(Collected data)
--- start ---

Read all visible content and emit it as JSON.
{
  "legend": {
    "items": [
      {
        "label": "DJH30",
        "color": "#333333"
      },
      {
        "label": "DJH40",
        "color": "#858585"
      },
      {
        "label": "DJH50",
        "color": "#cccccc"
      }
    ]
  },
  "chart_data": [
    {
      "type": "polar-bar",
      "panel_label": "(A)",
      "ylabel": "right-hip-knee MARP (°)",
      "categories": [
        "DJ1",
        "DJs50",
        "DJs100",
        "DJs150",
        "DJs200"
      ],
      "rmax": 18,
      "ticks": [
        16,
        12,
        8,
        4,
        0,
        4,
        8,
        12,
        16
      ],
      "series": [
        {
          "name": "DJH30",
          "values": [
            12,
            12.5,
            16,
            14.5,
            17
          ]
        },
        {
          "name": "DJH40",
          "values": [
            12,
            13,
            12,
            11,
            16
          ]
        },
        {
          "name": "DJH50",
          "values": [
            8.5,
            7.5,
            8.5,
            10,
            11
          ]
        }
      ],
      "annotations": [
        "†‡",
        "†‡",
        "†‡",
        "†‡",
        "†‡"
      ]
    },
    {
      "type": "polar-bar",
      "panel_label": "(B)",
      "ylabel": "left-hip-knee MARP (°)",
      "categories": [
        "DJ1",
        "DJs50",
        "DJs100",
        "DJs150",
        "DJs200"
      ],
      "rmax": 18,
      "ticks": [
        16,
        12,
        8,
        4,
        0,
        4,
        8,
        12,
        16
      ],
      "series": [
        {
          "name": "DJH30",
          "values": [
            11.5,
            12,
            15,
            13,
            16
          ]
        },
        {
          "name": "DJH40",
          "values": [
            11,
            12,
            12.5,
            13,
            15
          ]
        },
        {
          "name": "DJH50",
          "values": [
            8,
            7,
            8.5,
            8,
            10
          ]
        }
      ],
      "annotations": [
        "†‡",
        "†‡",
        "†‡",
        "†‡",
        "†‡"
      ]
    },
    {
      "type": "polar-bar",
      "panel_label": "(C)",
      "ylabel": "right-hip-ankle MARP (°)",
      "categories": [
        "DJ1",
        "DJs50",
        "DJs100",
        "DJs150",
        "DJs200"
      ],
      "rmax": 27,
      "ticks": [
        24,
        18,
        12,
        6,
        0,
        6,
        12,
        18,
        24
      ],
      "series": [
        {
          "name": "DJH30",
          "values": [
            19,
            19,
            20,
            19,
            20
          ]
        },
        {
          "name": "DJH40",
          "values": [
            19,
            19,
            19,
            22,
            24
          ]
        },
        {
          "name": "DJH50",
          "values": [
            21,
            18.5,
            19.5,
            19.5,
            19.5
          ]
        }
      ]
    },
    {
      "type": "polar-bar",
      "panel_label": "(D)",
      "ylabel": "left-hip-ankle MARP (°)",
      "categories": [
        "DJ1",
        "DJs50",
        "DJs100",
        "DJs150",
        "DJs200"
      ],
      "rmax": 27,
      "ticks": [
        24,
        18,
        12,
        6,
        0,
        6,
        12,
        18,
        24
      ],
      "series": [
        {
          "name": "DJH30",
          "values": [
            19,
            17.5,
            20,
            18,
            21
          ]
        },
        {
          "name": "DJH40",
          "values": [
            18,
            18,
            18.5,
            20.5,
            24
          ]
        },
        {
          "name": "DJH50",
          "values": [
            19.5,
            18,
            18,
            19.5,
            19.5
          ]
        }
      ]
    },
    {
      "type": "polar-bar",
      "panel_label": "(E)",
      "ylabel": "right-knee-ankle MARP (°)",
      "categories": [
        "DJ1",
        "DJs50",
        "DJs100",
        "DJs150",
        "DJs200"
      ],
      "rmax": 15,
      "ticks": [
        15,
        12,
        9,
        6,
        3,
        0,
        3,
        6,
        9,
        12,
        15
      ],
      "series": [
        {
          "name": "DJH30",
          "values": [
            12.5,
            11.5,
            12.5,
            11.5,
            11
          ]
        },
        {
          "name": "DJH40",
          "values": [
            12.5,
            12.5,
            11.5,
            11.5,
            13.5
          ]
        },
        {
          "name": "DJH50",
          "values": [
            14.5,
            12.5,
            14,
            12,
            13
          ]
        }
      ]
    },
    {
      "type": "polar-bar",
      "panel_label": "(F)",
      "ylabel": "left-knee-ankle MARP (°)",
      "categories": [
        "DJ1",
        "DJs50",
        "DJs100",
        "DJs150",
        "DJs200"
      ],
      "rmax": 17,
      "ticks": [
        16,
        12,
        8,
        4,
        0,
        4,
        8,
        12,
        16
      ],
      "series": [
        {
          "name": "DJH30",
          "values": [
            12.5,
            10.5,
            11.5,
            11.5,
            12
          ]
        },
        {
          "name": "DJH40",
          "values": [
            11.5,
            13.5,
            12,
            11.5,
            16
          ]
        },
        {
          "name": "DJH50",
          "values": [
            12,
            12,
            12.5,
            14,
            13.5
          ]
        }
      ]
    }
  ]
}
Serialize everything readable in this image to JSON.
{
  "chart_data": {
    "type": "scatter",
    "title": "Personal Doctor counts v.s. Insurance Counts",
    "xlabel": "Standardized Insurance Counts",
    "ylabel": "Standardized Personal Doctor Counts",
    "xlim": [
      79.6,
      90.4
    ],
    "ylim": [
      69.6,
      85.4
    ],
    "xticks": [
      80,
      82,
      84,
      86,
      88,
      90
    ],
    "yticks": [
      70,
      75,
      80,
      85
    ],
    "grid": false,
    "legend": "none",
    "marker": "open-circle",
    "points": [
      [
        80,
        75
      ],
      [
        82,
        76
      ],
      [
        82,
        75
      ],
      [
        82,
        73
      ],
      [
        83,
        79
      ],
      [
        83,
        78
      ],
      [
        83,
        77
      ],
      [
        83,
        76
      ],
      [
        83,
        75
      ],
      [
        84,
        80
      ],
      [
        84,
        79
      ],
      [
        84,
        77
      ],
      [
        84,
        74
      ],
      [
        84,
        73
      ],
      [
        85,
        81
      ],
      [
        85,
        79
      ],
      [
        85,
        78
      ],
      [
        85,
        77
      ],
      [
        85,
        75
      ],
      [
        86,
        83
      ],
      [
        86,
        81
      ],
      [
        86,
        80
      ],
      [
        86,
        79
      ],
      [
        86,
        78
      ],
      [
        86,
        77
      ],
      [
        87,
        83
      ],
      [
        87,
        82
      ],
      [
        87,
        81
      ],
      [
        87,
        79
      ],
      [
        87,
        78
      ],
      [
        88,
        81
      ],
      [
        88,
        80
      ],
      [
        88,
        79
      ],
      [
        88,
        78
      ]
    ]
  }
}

--- end ---

** What to do **
Repeat the data above, word for word.

** Output of the exercise **
Read all visible content and emit it as JSON.
{
  "legend": {
    "items": [
      {
        "label": "DJH30",
        "color": "#333333"
      },
      {
        "label": "DJH40",
        "color": "#858585"
      },
      {
        "label": "DJH50",
        "color": "#cccccc"
      }
    ]
  },
  "chart_data": [
    {
      "type": "polar-bar",
      "panel_label": "(A)",
      "ylabel": "right-hip-knee MARP (°)",
      "categories": [
        "DJ1",
        "DJs50",
        "DJs100",
        "DJs150",
        "DJs200"
      ],
      "rmax": 18,
      "ticks": [
        16,
        12,
        8,
        4,
        0,
        4,
        8,
        12,
        16
      ],
      "series": [
        {
          "name": "DJH30",
          "values": [
            12,
            12.5,
            16,
            14.5,
            17
          ]
        },
        {
          "name": "DJH40",
          "values": [
            12,
            13,
            12,
            11,
            16
          ]
        },
        {
          "name": "DJH50",
          "values": [
            8.5,
            7.5,
            8.5,
            10,
            11
          ]
        }
      ],
      "annotations": [
        "†‡",
        "†‡",
        "†‡",
        "†‡",
        "†‡"
      ]
    },
    {
      "type": "polar-bar",
      "panel_label": "(B)",
      "ylabel": "left-hip-knee MARP (°)",
      "categories": [
        "DJ1",
        "DJs50",
        "DJs100",
        "DJs150",
        "DJs200"
      ],
      "rmax": 18,
      "ticks": [
        16,
        12,
        8,
        4,
        0,
        4,
        8,
        12,
        16
      ],
      "series": [
        {
          "name": "DJH30",
          "values": [
            11.5,
            12,
            15,
            13,
            16
          ]
        },
        {
          "name": "DJH40",
          "values": [
            11,
            12,
            12.5,
            13,
            15
          ]
        },
        {
          "name": "DJH50",
          "values": [
            8,
            7,
            8.5,
            8,
            10
          ]
        }
      ],
      "annotations": [
        "†‡",
        "†‡",
        "†‡",
        "†‡",
        "†‡"
      ]
    },
    {
      "type": "polar-bar",
      "panel_label": "(C)",
      "ylabel": "right-hip-ankle MARP (°)",
      "categories": [
        "DJ1",
        "DJs50",
        "DJs100",
        "DJs150",
        "DJs200"
      ],
      "rmax": 27,
      "ticks": [
        24,
        18,
        12,
        6,
        0,
        6,
        12,
        18,
        24
      ],
      "series": [
        {
          "name": "DJH30",
          "values": [
            19,
            19,
            20,
            19,
            20
          ]
        },
        {
          "name": "DJH40",
          "values": [
            19,
            19,
            19,
            22,
            24
          ]
        },
        {
          "name": "DJH50",
          "values": [
            21,
            18.5,
            19.5,
            19.5,
            19.5
          ]
        }
      ]
    },
    {
      "type": "polar-bar",
      "panel_label": "(D)",
      "ylabel": "left-hip-ankle MARP (°)",
      "categories": [
        "DJ1",
        "DJs50",
        "DJs100",
        "DJs150",
        "DJs200"
      ],
      "rmax": 27,
      "ticks": [
        24,
        18,
        12,
        6,
        0,
        6,
        12,
        18,
        24
      ],
      "series": [
        {
          "name": "DJH30",
          "values": [
            19,
            17.5,
            20,
            18,
            21
          ]
        },
        {
          "name": "DJH40",
          "values": [
            18,
            18,
            18.5,
            20.5,
            24
          ]
        },
        {
          "name": "DJH50",
          "values": [
            19.5,
            18,
            18,
            19.5,
            19.5
          ]
        }
      ]
    },
    {
      "type": "polar-bar",
      "panel_label": "(E)",
      "ylabel": "right-knee-ankle MARP (°)",
      "categories": [
        "DJ1",
        "DJs50",
        "DJs100",
        "DJs150",
        "DJs200"
      ],
      "rmax": 15,
      "ticks": [
        15,
        12,
        9,
        6,
        3,
        0,
        3,
        6,
        9,
        12,
        15
      ],
      "series": [
        {
          "name": "DJH30",
          "values": [
            12.5,
            11.5,
            12.5,
            11.5,
            11
          ]
        },
        {
          "name": "DJH40",
          "values": [
            12.5,
            12.5,
            11.5,
            11.5,
            13.5
          ]
        },
        {
          "name": "DJH50",
          "values": [
            14.5,
            12.5,
            14,
            12,
            13
          ]
        }
      ]
    },
    {
      "type": "polar-bar",
      "panel_label": "(F)",
      "ylabel": "left-knee-ankle MARP (°)",
      "categories": [
        "DJ1",
        "DJs50",
        "DJs100",
        "DJs150",
        "DJs200"
      ],
      "rmax": 17,
      "ticks": [
        16,
        12,
        8,
        4,
        0,
        4,
        8,
        12,
        16
      ],
      "series": [
        {
          "name": "DJH30",
          "values": [
            12.5,
            10.5,
            11.5,
            11.5,
            12
          ]
        },
        {
          "name": "DJH40",
          "values": [
            11.5,
            13.5,
            12,
            11.5,
            16
          ]
        },
        {
          "name": "DJH50",
          "values": [
            12,
            12,
            12.5,
            14,
            13.5
          ]
        }
      ]
    }
  ]
}
Serialize everything readable in this image to JSON.
{
  "chart_data": {
    "type": "scatter",
    "title": "Personal Doctor counts v.s. Insurance Counts",
    "xlabel": "Standardized Insurance Counts",
    "ylabel": "Standardized Personal Doctor Counts",
    "xlim": [
      79.6,
      90.4
    ],
    "ylim": [
      69.6,
      85.4
    ],
    "xticks": [
      80,
      82,
      84,
      86,
      88,
      90
    ],
    "yticks": [
      70,
      75,
      80,
      85
    ],
    "grid": false,
    "legend": "none",
    "marker": "open-circle",
    "points": [
      [
        80,
        75
      ],
      [
        82,
        76
      ],
      [
        82,
        75
      ],
      [
        82,
        73
      ],
      [
        83,
        79
      ],
      [
        83,
        78
      ],
      [
        83,
        77
      ],
      [
        83,
        76
      ],
      [
        83,
        75
      ],
      [
        84,
        80
      ],
      [
        84,
        79
      ],
      [
        84,
        77
      ],
      [
        84,
        74
      ],
      [
        84,
        73
      ],
      [
        85,
        81
      ],
      [
        85,
        79
      ],
      [
        85,
        78
      ],
      [
        85,
        77
      ],
      [
        85,
        75
      ],
      [
        86,
        83
      ],
      [
        86,
        81
      ],
      [
        86,
        80
      ],
      [
        86,
        79
      ],
      [
        86,
        78
      ],
      [
        86,
        77
      ],
      [
        87,
        83
      ],
      [
        87,
        82
      ],
      [
        87,
        81
      ],
      [
        87,
        79
      ],
      [
        87,
        78
      ],
      [
        88,
        81
      ],
      [
        88,
        80
      ],
      [
        88,
        79
      ],
      [
        88,
        78
      ]
    ]
  }
}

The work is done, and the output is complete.